# [What the task asks]
Read the listing and extract each line that includes the word "FrameworkServlet".
· · · · ·
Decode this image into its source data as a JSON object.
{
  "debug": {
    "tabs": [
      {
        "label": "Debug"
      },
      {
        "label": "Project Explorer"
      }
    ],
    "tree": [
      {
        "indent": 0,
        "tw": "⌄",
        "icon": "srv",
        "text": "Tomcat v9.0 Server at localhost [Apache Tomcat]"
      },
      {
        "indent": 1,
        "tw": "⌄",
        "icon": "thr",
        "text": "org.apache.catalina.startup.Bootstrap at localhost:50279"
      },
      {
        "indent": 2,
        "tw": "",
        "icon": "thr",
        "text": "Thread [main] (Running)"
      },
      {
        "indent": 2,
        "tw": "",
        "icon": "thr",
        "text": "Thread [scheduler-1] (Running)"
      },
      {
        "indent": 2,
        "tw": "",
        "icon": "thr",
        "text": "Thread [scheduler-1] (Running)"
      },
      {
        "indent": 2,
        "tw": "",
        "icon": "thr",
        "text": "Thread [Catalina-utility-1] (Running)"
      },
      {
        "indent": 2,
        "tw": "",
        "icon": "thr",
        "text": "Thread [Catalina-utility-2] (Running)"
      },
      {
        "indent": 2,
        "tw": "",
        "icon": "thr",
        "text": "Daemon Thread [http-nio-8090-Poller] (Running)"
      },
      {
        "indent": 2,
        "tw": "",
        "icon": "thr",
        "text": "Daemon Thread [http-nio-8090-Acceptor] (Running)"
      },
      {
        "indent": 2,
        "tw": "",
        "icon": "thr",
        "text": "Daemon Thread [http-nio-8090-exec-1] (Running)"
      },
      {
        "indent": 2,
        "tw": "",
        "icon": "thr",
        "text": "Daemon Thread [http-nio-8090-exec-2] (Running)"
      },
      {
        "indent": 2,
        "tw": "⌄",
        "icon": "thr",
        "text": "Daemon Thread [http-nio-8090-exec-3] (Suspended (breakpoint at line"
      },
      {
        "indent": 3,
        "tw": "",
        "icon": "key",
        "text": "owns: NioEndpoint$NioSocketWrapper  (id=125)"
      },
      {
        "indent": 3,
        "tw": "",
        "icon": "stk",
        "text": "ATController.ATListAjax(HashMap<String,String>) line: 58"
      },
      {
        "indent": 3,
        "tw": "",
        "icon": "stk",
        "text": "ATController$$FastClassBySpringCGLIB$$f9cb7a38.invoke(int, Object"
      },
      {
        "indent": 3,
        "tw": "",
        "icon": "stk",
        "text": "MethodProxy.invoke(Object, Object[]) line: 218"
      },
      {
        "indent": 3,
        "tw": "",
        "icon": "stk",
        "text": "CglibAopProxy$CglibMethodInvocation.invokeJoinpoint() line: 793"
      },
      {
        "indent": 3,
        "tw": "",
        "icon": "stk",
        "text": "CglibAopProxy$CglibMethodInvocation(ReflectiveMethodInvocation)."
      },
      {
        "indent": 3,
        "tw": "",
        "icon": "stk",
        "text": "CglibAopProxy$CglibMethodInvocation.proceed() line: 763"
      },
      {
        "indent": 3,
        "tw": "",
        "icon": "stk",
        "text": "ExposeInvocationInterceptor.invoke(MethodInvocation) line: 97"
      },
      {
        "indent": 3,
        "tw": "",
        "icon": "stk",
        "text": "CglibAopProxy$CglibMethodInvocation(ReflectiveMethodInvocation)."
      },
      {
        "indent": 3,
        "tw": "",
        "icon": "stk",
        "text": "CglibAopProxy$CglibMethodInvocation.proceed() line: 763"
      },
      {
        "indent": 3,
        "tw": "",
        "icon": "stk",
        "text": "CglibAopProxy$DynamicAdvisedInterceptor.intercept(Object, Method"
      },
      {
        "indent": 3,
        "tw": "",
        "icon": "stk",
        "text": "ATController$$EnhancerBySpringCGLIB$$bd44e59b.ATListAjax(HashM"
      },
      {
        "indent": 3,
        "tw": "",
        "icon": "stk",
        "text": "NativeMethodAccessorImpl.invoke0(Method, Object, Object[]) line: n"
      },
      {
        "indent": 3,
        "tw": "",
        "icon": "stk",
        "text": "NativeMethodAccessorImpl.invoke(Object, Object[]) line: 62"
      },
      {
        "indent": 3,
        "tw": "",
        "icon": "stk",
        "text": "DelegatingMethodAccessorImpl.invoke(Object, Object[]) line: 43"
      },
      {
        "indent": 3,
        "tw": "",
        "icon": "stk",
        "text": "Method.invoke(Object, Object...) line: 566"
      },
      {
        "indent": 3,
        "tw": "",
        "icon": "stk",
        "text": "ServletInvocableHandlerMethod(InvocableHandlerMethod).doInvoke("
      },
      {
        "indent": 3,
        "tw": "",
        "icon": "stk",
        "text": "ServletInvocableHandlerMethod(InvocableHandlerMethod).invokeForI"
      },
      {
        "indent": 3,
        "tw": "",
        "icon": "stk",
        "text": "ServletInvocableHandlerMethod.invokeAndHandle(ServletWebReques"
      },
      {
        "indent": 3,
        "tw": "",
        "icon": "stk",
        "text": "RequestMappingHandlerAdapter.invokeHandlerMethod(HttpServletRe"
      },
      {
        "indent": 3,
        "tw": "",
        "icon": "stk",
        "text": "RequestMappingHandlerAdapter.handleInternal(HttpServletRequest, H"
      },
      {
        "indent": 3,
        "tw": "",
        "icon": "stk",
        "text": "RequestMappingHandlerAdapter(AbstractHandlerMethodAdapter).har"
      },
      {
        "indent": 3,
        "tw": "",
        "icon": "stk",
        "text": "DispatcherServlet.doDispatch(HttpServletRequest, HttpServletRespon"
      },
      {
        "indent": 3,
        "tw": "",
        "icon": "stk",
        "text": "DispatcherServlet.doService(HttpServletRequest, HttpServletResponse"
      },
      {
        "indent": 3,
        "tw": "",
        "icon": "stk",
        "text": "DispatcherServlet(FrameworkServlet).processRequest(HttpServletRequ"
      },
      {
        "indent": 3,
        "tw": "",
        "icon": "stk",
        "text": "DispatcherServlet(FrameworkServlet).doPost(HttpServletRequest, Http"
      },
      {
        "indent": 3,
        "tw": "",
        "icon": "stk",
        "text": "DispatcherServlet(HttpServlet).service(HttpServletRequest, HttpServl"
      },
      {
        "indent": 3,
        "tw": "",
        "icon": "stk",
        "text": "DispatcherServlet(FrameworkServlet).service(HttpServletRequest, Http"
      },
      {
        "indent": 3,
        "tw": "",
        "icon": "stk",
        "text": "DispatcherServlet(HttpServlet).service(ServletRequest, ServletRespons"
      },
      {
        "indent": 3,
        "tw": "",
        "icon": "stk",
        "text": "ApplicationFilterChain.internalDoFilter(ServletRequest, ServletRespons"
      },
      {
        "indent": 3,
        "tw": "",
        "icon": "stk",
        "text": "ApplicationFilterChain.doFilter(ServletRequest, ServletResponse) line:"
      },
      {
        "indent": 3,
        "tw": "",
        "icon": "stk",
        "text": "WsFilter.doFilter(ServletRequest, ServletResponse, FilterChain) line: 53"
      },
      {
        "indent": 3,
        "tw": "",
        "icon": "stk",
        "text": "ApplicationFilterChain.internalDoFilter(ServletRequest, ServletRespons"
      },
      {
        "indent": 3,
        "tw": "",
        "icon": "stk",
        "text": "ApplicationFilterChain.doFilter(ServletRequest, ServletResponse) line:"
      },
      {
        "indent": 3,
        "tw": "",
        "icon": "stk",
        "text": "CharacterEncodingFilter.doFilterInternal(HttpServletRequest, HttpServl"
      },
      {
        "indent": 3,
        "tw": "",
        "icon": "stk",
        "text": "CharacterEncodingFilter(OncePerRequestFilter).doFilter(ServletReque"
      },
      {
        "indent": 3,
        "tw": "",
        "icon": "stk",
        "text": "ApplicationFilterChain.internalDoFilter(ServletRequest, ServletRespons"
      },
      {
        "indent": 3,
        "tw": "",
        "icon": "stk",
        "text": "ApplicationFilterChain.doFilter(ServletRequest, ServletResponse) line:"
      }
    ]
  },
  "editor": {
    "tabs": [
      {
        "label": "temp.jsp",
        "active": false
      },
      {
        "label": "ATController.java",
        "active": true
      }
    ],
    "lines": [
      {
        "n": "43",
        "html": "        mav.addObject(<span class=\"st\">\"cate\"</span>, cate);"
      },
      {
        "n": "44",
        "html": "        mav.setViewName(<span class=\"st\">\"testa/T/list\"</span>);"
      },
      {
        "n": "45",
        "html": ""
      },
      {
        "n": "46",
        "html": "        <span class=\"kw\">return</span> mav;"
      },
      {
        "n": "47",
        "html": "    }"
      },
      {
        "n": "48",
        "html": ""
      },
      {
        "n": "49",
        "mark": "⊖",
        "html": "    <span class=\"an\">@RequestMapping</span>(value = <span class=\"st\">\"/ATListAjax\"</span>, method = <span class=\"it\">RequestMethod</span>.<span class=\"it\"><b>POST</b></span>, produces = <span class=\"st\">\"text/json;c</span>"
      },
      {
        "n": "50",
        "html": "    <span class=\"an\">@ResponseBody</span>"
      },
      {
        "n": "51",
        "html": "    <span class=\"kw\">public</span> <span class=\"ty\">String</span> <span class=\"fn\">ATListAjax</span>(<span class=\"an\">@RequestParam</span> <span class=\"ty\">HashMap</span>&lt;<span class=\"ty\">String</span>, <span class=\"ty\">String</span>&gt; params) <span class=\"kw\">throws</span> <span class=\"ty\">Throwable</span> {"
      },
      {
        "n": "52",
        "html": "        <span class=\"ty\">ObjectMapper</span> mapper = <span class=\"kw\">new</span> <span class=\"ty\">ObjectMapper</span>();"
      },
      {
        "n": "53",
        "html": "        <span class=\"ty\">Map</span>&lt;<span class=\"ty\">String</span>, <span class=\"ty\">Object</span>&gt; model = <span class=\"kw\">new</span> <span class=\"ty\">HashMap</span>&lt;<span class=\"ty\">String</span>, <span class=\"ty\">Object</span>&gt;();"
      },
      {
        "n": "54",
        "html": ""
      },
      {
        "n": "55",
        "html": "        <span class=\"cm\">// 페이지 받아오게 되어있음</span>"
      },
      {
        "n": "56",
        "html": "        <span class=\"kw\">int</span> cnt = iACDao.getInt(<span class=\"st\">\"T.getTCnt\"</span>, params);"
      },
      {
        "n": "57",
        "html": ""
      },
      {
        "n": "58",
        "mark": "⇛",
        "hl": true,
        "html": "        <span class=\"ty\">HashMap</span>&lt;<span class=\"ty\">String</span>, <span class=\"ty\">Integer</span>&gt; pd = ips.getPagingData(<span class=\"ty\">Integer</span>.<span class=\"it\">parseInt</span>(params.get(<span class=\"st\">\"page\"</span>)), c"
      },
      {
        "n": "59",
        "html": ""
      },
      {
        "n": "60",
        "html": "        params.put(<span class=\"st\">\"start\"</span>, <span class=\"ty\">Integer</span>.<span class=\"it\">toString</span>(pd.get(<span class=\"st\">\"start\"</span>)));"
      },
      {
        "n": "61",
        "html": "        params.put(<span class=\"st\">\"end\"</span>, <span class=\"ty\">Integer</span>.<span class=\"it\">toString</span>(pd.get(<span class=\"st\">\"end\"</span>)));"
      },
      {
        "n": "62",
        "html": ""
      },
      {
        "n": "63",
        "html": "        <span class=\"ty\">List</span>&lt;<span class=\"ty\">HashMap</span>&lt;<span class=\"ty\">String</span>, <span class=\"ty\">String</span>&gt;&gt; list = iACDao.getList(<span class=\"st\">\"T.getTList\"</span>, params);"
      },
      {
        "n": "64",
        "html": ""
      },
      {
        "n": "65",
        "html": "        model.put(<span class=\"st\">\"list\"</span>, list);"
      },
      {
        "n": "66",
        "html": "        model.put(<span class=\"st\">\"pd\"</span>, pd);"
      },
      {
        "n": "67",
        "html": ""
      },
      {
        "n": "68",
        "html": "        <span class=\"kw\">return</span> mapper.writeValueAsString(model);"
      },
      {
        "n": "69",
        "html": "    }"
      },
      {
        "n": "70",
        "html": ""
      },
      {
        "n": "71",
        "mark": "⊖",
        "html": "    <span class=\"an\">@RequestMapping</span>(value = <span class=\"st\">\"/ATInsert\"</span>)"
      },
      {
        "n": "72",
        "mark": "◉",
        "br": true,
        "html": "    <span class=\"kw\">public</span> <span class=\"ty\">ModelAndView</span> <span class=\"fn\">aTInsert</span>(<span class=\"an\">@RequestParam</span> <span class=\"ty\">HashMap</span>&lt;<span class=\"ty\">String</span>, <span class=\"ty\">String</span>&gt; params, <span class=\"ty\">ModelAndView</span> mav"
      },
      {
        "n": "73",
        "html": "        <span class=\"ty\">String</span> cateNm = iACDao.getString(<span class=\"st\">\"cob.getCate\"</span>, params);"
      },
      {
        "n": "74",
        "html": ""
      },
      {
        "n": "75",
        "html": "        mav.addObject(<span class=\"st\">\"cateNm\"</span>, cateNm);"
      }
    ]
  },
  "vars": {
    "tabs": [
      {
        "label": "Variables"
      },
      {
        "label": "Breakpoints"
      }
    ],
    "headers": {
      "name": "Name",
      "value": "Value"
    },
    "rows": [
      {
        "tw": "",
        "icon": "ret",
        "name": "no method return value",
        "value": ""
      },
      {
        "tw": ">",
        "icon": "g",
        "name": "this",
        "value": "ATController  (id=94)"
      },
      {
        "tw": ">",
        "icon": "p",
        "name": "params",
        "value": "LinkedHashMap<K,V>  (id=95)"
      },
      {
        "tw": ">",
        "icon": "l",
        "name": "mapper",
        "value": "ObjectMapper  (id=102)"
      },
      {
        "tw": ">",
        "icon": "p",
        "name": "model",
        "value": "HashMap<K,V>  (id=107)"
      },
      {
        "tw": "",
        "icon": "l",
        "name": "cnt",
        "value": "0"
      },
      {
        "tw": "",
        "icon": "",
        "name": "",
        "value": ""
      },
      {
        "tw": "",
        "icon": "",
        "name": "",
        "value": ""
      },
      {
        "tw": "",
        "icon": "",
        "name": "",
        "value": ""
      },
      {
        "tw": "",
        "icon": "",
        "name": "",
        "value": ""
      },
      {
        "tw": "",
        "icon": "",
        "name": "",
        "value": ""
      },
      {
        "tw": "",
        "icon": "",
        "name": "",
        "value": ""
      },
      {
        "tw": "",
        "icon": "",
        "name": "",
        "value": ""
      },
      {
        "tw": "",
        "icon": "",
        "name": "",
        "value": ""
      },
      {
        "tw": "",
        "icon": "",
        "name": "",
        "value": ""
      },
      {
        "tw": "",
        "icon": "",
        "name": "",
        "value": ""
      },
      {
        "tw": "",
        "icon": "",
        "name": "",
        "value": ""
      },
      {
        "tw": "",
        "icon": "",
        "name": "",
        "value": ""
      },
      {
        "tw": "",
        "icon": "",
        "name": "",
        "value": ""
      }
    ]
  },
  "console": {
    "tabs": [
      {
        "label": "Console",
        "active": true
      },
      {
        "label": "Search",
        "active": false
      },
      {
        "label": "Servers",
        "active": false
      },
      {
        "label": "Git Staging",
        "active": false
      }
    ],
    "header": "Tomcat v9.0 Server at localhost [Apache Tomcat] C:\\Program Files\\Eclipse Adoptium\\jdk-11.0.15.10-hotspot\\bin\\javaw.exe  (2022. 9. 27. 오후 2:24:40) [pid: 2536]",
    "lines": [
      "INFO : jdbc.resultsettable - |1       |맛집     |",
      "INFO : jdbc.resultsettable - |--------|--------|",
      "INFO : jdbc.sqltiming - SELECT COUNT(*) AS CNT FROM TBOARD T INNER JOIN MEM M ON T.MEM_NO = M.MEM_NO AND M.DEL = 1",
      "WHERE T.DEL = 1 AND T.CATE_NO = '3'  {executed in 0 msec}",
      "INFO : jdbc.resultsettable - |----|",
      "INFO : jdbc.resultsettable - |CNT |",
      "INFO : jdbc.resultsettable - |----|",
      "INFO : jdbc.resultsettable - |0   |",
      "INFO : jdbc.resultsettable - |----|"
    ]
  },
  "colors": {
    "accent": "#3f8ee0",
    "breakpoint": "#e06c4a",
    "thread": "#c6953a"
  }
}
· · · · ·
# [Result of the task]
        "text": "DispatcherServlet(FrameworkServlet).processRequest(HttpServletRequ"
        "text": "DispatcherServlet(FrameworkServlet).doPost(HttpServletRequest, Http"
        "text": "DispatcherServlet(FrameworkServlet).service(HttpServletRequest, Http"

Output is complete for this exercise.